-- PROBLEM DETAILS --
Find the lines containing the word "Default" and copy every one of them.

[START]

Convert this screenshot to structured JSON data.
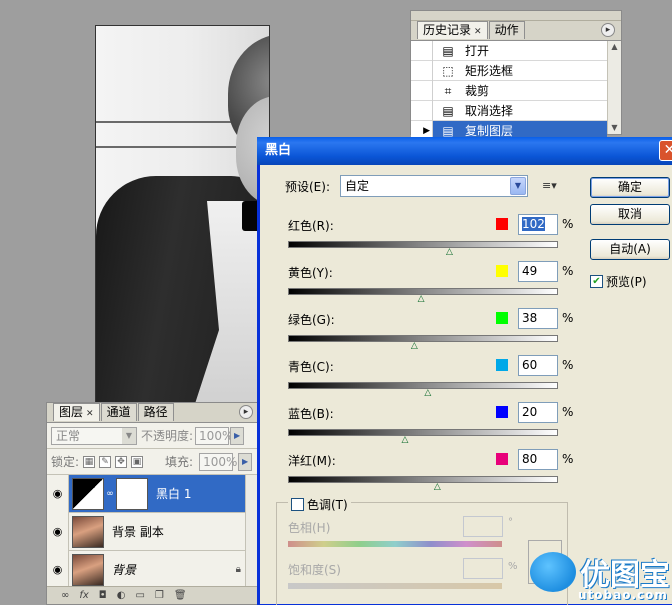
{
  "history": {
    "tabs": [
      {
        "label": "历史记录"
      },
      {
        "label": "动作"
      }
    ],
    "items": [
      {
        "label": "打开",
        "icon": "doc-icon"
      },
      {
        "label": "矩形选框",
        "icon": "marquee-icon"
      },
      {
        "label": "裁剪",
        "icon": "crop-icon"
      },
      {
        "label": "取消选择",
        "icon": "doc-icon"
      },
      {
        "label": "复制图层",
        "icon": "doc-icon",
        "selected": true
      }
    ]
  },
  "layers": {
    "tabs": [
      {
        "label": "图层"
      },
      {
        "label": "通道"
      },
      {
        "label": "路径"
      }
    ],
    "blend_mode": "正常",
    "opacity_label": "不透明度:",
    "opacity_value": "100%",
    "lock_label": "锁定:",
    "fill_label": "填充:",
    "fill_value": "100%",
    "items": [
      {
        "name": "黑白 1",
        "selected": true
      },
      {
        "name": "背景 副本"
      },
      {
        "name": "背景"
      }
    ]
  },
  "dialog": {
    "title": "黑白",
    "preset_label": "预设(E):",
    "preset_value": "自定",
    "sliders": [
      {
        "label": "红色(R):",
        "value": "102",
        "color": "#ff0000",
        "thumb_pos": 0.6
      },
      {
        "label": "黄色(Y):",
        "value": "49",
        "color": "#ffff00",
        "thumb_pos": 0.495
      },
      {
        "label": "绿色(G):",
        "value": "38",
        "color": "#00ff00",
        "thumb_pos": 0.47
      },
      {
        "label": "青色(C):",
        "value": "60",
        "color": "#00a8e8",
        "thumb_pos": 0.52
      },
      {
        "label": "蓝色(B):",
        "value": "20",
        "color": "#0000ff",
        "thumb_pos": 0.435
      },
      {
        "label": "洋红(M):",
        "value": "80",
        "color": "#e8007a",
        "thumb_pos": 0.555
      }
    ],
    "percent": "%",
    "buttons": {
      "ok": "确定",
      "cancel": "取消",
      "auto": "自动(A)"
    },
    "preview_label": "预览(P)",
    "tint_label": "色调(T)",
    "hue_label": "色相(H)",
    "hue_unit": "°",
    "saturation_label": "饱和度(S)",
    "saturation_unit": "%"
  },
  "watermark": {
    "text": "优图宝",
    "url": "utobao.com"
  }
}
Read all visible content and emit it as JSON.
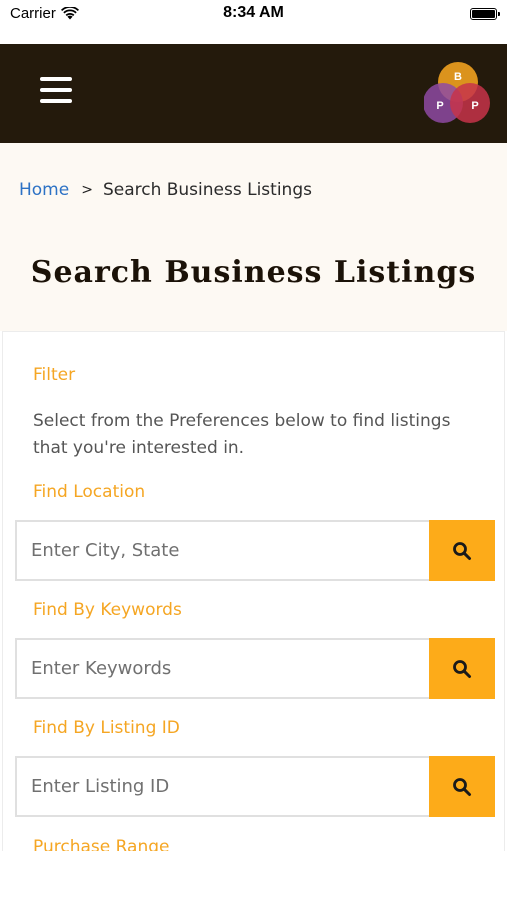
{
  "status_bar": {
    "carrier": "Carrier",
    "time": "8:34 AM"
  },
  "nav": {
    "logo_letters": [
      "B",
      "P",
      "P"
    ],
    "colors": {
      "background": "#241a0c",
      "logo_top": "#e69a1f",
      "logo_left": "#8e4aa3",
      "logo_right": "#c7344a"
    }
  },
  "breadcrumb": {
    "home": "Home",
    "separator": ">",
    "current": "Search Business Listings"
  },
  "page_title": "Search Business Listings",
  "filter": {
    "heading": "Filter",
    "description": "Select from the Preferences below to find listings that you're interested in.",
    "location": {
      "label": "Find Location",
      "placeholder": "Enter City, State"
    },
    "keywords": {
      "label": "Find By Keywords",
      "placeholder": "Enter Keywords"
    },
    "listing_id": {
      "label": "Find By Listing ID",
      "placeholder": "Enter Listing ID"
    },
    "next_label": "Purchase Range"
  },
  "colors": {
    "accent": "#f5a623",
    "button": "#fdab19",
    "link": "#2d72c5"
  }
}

[END]
[START]

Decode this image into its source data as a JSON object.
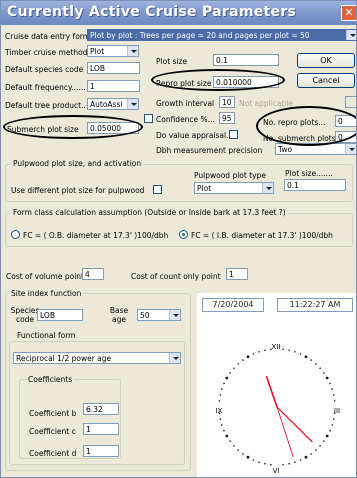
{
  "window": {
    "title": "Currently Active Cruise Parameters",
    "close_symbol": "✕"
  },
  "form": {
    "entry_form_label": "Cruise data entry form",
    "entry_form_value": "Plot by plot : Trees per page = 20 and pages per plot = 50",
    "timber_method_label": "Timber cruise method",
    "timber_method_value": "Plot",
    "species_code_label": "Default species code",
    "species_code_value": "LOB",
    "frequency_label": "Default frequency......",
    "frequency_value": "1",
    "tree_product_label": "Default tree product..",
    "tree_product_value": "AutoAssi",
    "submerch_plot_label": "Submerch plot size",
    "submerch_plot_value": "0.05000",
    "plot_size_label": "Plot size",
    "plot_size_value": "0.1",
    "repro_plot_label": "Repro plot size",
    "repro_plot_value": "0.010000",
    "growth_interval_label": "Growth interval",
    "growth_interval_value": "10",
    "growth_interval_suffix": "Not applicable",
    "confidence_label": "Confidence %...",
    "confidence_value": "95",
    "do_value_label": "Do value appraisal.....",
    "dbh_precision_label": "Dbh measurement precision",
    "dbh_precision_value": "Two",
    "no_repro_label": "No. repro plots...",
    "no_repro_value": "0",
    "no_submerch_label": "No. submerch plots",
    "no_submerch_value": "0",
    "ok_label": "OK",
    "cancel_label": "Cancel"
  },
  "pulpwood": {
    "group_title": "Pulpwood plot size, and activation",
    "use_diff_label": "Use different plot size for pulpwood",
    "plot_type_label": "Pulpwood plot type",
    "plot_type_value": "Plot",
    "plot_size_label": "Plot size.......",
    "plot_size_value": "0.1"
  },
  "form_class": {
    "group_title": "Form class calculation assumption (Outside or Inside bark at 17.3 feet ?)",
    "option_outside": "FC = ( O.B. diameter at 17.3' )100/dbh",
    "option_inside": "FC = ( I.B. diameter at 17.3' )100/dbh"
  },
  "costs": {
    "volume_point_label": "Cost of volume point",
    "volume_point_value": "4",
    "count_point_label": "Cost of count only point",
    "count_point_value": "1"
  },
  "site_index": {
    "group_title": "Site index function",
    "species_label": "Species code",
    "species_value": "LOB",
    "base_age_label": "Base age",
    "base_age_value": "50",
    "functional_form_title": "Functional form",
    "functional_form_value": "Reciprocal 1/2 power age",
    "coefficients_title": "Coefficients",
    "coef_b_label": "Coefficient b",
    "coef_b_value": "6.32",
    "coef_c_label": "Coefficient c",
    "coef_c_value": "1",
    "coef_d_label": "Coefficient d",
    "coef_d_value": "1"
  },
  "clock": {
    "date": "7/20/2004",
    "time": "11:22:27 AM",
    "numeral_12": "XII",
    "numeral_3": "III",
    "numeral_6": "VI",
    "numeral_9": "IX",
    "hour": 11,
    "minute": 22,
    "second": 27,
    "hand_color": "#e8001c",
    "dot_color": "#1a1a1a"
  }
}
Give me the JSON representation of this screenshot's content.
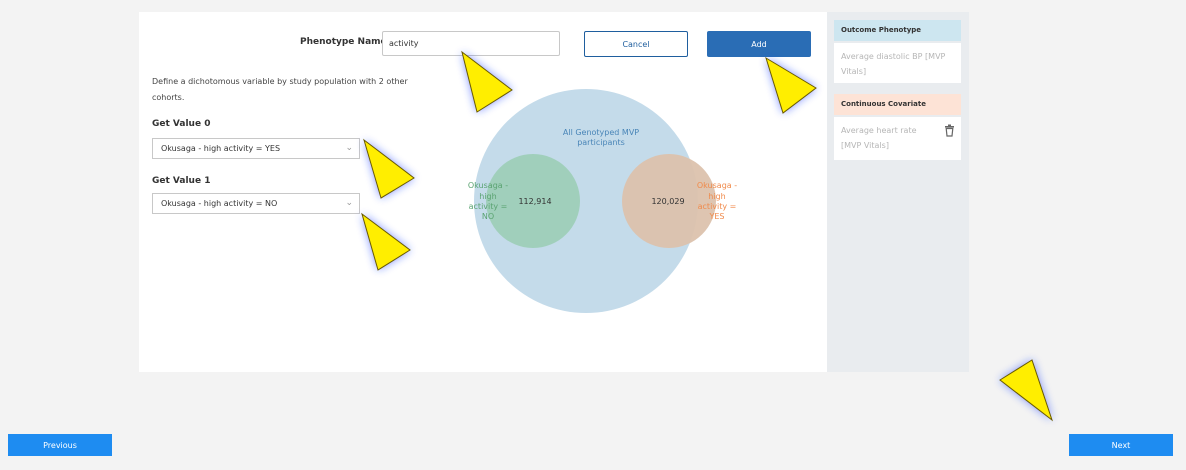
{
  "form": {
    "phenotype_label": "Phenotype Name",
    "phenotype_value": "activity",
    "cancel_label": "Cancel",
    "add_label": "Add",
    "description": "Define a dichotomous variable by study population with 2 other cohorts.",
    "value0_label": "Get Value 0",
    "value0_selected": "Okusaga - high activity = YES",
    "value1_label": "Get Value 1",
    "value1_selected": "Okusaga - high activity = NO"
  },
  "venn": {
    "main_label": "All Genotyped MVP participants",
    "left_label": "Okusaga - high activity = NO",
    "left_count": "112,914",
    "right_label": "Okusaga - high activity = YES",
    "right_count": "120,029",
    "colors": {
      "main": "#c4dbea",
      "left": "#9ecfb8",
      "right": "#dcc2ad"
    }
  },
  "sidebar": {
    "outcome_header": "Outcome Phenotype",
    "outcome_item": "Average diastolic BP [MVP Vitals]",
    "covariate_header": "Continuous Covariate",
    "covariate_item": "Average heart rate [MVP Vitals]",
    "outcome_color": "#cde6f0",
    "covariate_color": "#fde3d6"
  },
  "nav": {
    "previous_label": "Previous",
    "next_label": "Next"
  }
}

[END]
[START]

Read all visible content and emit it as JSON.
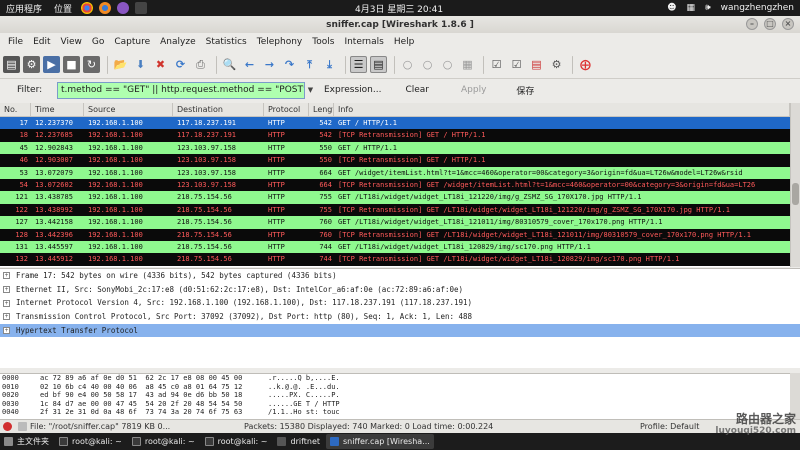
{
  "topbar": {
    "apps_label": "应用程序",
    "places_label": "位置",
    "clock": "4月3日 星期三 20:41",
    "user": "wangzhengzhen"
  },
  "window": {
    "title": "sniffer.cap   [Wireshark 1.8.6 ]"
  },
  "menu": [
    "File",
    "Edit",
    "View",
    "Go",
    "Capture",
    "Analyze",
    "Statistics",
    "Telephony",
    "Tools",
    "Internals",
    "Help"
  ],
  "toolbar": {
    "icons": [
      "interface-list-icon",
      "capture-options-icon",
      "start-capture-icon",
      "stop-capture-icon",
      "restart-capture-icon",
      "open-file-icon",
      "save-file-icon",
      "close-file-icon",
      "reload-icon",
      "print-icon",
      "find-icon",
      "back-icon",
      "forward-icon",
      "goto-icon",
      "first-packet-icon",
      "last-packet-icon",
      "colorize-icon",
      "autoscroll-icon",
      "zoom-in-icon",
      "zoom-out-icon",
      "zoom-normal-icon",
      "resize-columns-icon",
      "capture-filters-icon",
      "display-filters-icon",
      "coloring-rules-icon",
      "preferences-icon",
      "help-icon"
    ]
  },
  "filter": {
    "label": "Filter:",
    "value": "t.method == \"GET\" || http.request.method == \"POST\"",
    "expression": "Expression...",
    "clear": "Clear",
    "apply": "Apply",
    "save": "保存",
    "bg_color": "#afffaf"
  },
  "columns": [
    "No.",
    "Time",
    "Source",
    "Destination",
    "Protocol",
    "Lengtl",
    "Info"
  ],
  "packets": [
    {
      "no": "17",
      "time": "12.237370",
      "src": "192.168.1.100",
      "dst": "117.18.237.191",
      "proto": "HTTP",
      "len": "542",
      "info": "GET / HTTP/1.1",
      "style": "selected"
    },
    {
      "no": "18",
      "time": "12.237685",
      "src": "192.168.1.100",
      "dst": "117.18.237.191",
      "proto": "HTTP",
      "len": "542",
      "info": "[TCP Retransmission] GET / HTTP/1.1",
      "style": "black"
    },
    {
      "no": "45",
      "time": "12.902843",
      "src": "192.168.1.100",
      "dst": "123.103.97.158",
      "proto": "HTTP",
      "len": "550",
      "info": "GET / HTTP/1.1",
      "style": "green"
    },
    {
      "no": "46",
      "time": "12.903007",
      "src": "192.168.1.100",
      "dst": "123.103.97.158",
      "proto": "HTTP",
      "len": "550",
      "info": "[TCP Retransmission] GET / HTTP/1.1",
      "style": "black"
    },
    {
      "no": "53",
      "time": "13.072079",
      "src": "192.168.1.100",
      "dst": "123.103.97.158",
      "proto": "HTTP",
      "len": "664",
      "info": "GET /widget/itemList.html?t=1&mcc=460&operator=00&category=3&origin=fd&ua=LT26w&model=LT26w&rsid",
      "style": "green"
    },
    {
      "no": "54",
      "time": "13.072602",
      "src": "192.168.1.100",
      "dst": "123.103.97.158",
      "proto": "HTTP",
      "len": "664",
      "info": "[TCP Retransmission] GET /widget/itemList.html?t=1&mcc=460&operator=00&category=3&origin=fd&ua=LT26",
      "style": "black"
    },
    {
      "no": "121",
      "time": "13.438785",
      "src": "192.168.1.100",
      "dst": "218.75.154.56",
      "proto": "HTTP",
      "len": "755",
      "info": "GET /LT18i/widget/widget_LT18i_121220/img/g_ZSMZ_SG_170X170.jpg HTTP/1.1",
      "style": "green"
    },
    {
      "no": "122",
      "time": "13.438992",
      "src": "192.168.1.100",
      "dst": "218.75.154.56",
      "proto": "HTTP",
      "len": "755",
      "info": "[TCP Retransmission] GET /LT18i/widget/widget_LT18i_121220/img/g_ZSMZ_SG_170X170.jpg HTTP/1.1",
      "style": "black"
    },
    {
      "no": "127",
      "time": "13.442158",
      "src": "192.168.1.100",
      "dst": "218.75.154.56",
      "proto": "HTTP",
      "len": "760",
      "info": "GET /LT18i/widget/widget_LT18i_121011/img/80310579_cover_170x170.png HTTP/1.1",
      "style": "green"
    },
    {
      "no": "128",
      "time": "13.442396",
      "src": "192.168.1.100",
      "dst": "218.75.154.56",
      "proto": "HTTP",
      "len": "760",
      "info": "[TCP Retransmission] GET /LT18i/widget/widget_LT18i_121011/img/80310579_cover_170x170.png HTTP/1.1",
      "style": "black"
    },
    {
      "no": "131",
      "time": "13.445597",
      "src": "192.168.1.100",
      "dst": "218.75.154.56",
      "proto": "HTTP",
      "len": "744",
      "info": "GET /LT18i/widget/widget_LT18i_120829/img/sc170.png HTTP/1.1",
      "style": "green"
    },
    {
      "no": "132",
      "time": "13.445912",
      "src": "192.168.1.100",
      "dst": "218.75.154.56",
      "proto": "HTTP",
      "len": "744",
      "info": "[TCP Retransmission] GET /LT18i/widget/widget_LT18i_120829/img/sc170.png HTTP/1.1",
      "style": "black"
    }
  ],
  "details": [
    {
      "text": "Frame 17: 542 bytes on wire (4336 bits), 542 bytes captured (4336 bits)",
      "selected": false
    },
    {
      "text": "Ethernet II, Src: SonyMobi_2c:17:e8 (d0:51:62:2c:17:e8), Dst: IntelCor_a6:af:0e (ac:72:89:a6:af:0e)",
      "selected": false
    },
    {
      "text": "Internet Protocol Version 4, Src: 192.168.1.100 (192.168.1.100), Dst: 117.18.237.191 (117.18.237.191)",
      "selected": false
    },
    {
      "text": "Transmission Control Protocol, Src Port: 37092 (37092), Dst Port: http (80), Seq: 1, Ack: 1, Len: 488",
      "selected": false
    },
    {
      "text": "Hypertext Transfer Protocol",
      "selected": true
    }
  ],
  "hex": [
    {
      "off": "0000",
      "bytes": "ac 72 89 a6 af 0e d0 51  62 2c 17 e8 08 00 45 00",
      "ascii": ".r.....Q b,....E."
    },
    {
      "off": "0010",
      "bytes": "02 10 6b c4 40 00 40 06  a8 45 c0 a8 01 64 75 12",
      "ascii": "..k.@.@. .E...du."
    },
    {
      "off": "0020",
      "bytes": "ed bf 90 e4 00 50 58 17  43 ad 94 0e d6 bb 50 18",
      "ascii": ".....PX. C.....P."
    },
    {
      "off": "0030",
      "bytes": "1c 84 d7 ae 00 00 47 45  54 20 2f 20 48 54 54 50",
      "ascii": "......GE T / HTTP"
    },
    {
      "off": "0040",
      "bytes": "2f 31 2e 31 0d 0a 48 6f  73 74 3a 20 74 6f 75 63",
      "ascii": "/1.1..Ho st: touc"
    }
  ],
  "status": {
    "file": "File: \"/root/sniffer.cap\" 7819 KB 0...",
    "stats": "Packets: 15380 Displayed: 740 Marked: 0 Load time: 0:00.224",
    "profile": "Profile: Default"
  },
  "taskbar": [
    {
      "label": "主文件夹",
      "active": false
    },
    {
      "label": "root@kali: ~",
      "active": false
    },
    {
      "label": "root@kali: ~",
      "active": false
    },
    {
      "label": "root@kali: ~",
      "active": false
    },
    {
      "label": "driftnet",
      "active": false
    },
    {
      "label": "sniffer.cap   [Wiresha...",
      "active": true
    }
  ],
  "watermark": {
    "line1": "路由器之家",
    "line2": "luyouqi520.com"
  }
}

[END]

-- SOLUTION FOR THIS PROBLEM --
    "species_code_label": "Default species code",
    "frequency_label": "Default frequency......",
    "tree_product_label": "Default tree product..",
    "profile": "Profile: Default"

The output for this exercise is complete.